_GOAL:_ Track down every line below that holds "JSON" and copy it.

BEGIN

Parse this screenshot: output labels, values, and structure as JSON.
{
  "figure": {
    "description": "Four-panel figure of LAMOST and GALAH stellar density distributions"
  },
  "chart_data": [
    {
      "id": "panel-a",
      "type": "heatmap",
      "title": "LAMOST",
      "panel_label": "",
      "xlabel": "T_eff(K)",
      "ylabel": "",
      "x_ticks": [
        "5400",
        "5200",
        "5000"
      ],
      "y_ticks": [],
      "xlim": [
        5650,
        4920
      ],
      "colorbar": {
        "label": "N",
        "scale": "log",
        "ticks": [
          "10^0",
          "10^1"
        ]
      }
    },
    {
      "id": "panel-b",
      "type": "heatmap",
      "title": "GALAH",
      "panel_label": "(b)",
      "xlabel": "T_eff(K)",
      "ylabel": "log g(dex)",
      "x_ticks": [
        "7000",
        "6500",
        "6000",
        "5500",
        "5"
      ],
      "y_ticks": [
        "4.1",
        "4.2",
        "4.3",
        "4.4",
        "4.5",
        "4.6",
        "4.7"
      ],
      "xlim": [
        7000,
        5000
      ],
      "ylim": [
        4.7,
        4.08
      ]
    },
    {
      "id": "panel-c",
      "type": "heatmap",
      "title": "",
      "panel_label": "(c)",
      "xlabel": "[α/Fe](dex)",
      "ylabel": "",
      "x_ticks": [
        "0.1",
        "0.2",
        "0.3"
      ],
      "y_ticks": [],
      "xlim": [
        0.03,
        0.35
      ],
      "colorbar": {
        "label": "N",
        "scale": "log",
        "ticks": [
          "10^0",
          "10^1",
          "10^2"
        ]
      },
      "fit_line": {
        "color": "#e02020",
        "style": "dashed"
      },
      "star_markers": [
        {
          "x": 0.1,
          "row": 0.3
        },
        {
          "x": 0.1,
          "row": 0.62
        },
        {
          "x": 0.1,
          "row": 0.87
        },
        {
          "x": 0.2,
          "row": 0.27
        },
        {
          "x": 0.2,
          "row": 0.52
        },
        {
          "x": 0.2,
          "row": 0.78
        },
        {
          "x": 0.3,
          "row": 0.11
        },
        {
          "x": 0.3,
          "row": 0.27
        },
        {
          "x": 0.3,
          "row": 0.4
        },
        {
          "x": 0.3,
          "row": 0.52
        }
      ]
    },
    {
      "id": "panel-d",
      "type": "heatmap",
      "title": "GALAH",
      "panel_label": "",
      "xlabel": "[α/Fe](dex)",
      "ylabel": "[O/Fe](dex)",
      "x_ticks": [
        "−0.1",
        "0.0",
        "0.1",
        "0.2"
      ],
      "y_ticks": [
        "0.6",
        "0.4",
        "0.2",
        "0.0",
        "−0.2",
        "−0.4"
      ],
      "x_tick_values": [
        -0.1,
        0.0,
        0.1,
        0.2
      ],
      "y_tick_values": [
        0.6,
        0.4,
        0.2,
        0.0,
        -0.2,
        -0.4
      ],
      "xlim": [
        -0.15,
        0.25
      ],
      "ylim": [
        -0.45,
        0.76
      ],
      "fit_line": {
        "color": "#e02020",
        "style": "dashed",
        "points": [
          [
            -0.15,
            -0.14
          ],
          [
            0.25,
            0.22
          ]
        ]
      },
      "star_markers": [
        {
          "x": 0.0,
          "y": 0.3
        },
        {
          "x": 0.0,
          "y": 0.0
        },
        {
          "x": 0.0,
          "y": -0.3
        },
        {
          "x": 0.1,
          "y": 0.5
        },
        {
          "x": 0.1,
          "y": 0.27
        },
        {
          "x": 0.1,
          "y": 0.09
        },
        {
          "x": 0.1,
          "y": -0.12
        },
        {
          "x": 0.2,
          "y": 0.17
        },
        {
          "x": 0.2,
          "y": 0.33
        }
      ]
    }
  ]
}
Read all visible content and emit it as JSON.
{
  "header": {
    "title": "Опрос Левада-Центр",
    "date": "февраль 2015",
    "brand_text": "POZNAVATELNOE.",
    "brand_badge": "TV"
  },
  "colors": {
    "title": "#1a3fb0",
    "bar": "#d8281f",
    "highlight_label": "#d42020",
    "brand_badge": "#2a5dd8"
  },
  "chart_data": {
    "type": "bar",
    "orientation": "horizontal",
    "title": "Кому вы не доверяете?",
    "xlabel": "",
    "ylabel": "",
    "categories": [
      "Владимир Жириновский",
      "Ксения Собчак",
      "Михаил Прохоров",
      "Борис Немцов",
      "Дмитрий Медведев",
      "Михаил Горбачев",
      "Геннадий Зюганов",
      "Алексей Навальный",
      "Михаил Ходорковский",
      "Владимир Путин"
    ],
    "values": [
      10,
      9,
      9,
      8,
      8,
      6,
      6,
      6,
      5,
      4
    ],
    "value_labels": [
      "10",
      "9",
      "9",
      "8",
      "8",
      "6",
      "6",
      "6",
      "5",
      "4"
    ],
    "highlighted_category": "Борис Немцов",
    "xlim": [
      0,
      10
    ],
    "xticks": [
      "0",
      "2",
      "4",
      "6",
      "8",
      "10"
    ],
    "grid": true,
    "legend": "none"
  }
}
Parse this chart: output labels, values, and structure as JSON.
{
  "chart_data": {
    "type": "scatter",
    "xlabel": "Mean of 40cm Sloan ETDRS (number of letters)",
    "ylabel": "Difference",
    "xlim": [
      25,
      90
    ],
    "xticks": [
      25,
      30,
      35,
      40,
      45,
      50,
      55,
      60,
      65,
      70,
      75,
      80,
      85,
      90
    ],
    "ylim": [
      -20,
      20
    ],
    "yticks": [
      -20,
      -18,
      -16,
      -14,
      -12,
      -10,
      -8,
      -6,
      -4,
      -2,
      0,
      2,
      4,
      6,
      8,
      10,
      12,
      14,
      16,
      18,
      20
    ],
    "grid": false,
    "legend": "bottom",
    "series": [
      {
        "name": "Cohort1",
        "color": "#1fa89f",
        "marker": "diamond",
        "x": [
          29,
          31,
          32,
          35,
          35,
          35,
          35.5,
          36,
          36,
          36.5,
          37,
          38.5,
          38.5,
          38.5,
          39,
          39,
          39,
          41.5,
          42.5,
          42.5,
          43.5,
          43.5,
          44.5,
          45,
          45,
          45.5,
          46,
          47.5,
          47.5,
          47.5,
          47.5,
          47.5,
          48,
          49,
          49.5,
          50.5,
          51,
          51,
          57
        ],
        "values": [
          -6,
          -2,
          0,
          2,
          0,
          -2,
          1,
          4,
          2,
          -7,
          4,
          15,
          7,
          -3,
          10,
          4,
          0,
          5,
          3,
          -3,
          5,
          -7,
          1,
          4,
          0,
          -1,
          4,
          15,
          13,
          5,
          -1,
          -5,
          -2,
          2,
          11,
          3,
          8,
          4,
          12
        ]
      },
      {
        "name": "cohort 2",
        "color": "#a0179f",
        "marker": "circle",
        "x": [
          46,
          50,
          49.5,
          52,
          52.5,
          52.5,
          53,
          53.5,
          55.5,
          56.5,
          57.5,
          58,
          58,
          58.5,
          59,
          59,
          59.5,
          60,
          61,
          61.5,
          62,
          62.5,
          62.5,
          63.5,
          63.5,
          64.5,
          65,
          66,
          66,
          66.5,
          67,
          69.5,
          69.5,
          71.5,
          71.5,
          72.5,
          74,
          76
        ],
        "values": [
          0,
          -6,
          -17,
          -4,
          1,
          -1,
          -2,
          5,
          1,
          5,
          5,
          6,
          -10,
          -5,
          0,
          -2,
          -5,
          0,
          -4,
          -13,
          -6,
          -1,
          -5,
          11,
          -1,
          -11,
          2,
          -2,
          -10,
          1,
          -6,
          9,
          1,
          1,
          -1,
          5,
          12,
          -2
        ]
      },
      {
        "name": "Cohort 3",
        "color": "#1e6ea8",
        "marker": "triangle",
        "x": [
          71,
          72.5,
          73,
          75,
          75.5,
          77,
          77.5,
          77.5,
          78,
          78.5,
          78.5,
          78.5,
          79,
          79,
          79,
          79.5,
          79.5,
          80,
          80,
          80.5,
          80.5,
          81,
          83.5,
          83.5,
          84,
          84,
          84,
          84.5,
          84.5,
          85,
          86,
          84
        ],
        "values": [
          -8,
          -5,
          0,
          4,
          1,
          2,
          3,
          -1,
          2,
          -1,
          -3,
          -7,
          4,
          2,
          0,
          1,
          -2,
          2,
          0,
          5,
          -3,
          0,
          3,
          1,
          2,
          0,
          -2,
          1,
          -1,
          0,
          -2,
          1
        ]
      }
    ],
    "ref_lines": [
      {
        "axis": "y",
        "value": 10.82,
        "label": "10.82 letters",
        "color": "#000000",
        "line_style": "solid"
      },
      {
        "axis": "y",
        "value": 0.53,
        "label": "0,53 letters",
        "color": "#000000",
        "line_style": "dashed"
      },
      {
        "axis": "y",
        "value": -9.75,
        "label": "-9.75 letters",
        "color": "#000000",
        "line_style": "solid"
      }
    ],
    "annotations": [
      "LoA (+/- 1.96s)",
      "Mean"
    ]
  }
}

END

_FULL SOLUTION:_
Parse this screenshot: output labels, values, and structure as JSON.
Read all visible content and emit it as JSON.
Parse this chart: output labels, values, and structure as JSON.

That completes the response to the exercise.